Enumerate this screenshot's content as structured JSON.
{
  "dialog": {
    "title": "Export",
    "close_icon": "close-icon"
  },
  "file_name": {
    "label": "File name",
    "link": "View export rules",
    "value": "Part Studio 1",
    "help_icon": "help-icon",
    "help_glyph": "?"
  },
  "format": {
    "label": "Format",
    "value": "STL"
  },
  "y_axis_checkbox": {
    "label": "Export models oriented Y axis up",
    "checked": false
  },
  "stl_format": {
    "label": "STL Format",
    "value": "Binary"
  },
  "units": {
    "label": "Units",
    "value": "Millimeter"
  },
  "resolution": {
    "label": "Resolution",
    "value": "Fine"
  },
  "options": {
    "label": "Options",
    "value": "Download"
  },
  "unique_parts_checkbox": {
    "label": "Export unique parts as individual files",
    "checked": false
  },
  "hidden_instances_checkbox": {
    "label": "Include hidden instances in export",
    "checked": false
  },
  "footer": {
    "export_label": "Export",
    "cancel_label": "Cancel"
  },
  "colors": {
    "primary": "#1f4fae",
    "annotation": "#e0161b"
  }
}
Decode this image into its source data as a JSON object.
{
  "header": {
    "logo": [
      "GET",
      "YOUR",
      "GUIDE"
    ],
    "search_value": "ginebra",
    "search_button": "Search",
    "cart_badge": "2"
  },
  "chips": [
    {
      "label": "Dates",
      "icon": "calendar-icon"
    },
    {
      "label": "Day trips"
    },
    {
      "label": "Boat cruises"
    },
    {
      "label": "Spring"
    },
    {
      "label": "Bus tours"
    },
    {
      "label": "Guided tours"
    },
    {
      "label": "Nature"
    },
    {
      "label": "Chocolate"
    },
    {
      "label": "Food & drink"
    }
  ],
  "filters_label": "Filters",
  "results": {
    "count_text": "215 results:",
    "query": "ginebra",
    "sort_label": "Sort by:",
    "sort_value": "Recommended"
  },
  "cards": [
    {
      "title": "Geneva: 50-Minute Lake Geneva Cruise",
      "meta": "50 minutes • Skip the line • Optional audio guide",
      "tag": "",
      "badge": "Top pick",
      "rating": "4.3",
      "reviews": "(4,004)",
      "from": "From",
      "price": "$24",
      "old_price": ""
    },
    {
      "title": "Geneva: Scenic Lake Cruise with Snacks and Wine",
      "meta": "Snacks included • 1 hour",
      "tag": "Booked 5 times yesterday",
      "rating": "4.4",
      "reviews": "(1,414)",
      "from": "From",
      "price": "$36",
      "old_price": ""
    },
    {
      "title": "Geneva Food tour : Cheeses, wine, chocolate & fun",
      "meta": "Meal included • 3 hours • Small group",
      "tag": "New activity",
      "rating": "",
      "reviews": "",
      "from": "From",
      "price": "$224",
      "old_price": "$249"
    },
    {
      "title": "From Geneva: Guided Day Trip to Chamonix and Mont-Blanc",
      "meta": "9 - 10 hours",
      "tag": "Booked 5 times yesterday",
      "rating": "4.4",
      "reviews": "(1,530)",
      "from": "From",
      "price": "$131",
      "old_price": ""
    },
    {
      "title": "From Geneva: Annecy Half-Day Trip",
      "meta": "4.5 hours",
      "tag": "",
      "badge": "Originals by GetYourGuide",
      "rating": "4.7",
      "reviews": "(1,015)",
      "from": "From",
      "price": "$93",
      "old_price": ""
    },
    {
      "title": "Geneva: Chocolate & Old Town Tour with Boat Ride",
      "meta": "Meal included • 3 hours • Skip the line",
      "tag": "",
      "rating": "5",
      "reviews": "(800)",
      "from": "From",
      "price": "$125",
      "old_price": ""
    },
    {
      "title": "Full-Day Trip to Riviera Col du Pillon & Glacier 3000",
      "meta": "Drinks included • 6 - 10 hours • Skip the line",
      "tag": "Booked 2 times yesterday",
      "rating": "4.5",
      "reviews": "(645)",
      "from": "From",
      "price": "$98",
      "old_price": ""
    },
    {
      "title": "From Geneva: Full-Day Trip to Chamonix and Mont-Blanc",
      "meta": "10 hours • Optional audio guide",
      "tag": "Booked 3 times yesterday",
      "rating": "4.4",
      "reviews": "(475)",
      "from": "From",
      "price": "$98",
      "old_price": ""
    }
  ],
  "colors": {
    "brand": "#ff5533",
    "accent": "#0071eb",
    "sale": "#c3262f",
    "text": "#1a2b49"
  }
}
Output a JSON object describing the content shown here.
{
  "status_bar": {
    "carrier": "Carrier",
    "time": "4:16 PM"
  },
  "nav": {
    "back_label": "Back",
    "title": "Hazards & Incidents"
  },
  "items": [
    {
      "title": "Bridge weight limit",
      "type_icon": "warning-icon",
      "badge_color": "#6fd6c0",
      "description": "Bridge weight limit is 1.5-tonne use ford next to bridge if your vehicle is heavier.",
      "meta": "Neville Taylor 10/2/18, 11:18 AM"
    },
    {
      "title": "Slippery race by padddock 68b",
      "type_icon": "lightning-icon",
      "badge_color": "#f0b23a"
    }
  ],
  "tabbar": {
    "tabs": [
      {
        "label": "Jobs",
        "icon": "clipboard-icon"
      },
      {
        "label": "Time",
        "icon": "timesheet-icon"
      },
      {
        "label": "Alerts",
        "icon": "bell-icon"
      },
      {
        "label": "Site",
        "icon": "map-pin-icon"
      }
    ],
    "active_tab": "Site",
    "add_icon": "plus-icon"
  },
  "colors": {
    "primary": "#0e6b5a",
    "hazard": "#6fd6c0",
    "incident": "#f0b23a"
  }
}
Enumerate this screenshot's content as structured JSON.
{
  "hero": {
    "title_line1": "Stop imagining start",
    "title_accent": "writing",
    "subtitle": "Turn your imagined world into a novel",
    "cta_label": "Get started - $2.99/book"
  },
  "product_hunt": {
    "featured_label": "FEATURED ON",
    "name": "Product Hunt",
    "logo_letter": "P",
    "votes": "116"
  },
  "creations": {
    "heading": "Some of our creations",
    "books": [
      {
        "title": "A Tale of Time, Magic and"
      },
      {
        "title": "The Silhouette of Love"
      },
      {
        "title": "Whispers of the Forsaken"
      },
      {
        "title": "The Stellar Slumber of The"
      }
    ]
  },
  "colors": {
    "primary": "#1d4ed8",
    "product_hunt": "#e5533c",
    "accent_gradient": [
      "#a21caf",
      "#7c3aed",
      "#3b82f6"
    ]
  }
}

:: Your objective ::
Check each line of the records above for the string "audio", and report every line that has it.

:: Full answer ::
      "meta": "50 minutes • Skip the line • Optional audio guide",
      "meta": "10 hours • Optional audio guide",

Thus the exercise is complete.